TASK DESCRIPTION: Rewrite all the data below, substituting "screen capture" for "screenshot" and leaving everything else unchanged.

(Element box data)
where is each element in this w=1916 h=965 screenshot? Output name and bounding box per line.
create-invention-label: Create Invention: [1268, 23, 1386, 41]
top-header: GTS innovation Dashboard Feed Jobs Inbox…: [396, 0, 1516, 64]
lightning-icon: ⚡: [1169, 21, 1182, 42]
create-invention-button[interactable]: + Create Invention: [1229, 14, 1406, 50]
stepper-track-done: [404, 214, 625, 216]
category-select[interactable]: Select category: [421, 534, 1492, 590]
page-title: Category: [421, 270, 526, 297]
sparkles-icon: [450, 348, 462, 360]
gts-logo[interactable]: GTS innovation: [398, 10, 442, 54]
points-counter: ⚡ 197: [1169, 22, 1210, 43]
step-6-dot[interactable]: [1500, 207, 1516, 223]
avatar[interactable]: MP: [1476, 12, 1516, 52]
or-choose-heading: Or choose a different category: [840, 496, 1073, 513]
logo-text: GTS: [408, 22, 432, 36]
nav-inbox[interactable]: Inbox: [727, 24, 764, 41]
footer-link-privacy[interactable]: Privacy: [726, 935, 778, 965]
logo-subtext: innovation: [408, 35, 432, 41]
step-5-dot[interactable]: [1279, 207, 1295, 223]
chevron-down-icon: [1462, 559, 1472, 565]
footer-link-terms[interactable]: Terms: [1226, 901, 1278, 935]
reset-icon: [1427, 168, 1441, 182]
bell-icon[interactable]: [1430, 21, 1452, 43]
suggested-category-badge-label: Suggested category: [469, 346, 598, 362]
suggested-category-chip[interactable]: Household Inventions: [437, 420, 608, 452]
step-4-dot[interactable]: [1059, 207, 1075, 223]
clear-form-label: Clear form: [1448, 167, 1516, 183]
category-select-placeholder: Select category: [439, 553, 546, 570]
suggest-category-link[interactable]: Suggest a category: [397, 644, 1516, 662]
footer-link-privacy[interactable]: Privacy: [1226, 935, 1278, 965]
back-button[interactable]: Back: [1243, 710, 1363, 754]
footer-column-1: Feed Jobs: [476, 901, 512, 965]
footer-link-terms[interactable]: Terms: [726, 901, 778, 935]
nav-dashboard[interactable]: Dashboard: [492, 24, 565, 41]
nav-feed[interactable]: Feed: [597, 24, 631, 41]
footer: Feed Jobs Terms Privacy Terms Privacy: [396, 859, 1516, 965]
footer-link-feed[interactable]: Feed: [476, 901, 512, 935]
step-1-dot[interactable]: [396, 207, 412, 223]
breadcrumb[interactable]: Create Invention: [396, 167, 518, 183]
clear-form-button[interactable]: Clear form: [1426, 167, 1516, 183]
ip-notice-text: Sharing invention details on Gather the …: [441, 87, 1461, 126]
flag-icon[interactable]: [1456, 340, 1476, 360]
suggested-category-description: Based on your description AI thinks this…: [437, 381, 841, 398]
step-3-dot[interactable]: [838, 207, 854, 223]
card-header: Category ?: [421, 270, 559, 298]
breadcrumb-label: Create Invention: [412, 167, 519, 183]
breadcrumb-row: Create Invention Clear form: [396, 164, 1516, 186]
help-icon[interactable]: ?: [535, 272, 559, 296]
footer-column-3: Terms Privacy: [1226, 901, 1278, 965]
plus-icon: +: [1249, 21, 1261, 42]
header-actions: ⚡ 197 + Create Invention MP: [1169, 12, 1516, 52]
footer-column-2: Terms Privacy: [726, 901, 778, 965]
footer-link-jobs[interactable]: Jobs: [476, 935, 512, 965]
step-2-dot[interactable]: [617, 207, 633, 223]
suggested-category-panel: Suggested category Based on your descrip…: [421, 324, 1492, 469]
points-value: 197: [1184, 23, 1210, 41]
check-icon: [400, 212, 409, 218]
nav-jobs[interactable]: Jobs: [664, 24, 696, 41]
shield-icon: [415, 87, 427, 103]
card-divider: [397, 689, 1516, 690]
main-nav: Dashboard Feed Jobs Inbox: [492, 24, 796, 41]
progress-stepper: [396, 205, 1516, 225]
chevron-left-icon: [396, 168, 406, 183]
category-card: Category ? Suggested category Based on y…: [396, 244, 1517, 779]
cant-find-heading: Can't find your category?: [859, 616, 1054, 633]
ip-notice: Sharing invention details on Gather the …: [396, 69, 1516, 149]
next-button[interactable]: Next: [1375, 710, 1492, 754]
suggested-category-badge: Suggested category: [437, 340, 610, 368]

THE COMPLETED TASK:
where is each element in this w=1916 h=965 screen capture? Output name and bounding box per line.
create-invention-label: Create Invention: [1268, 23, 1386, 41]
top-header: GTS innovation Dashboard Feed Jobs Inbox…: [396, 0, 1516, 64]
lightning-icon: ⚡: [1169, 21, 1182, 42]
create-invention-button[interactable]: + Create Invention: [1229, 14, 1406, 50]
stepper-track-done: [404, 214, 625, 216]
category-select[interactable]: Select category: [421, 534, 1492, 590]
page-title: Category: [421, 270, 526, 297]
sparkles-icon: [450, 348, 462, 360]
gts-logo[interactable]: GTS innovation: [398, 10, 442, 54]
points-counter: ⚡ 197: [1169, 22, 1210, 43]
step-6-dot[interactable]: [1500, 207, 1516, 223]
avatar[interactable]: MP: [1476, 12, 1516, 52]
or-choose-heading: Or choose a different category: [840, 496, 1073, 513]
logo-text: GTS: [408, 22, 432, 36]
nav-inbox[interactable]: Inbox: [727, 24, 764, 41]
footer-link-privacy[interactable]: Privacy: [726, 935, 778, 965]
logo-subtext: innovation: [408, 35, 432, 41]
step-5-dot[interactable]: [1279, 207, 1295, 223]
chevron-down-icon: [1462, 559, 1472, 565]
footer-link-terms[interactable]: Terms: [1226, 901, 1278, 935]
reset-icon: [1427, 168, 1441, 182]
bell-icon[interactable]: [1430, 21, 1452, 43]
suggested-category-badge-label: Suggested category: [469, 346, 598, 362]
suggested-category-chip[interactable]: Household Inventions: [437, 420, 608, 452]
step-4-dot[interactable]: [1059, 207, 1075, 223]
clear-form-label: Clear form: [1448, 167, 1516, 183]
category-select-placeholder: Select category: [439, 553, 546, 570]
suggest-category-link[interactable]: Suggest a category: [397, 644, 1516, 662]
footer-link-privacy[interactable]: Privacy: [1226, 935, 1278, 965]
back-button[interactable]: Back: [1243, 710, 1363, 754]
footer-column-1: Feed Jobs: [476, 901, 512, 965]
footer-link-terms[interactable]: Terms: [726, 901, 778, 935]
nav-dashboard[interactable]: Dashboard: [492, 24, 565, 41]
nav-feed[interactable]: Feed: [597, 24, 631, 41]
footer: Feed Jobs Terms Privacy Terms Privacy: [396, 859, 1516, 965]
footer-link-feed[interactable]: Feed: [476, 901, 512, 935]
step-1-dot[interactable]: [396, 207, 412, 223]
breadcrumb[interactable]: Create Invention: [396, 167, 518, 183]
clear-form-button[interactable]: Clear form: [1426, 167, 1516, 183]
ip-notice-text: Sharing invention details on Gather the …: [441, 87, 1461, 126]
flag-icon[interactable]: [1456, 340, 1476, 360]
suggested-category-description: Based on your description AI thinks this…: [437, 381, 841, 398]
step-3-dot[interactable]: [838, 207, 854, 223]
card-header: Category ?: [421, 270, 559, 298]
breadcrumb-label: Create Invention: [412, 167, 519, 183]
breadcrumb-row: Create Invention Clear form: [396, 164, 1516, 186]
help-icon[interactable]: ?: [535, 272, 559, 296]
footer-column-3: Terms Privacy: [1226, 901, 1278, 965]
plus-icon: +: [1249, 21, 1261, 42]
header-actions: ⚡ 197 + Create Invention MP: [1169, 12, 1516, 52]
footer-column-2: Terms Privacy: [726, 901, 778, 965]
footer-link-jobs[interactable]: Jobs: [476, 935, 512, 965]
step-2-dot[interactable]: [617, 207, 633, 223]
suggested-category-panel: Suggested category Based on your descrip…: [421, 324, 1492, 469]
points-value: 197: [1184, 23, 1210, 41]
check-icon: [400, 212, 409, 218]
nav-jobs[interactable]: Jobs: [664, 24, 696, 41]
shield-icon: [415, 87, 427, 103]
card-divider: [397, 689, 1516, 690]
main-nav: Dashboard Feed Jobs Inbox: [492, 24, 796, 41]
progress-stepper: [396, 205, 1516, 225]
chevron-left-icon: [396, 168, 406, 183]
category-card: Category ? Suggested category Based on y…: [396, 244, 1517, 779]
cant-find-heading: Can't find your category?: [859, 616, 1054, 633]
ip-notice: Sharing invention details on Gather the …: [396, 69, 1516, 149]
next-button[interactable]: Next: [1375, 710, 1492, 754]
suggested-category-badge: Suggested category: [437, 340, 610, 368]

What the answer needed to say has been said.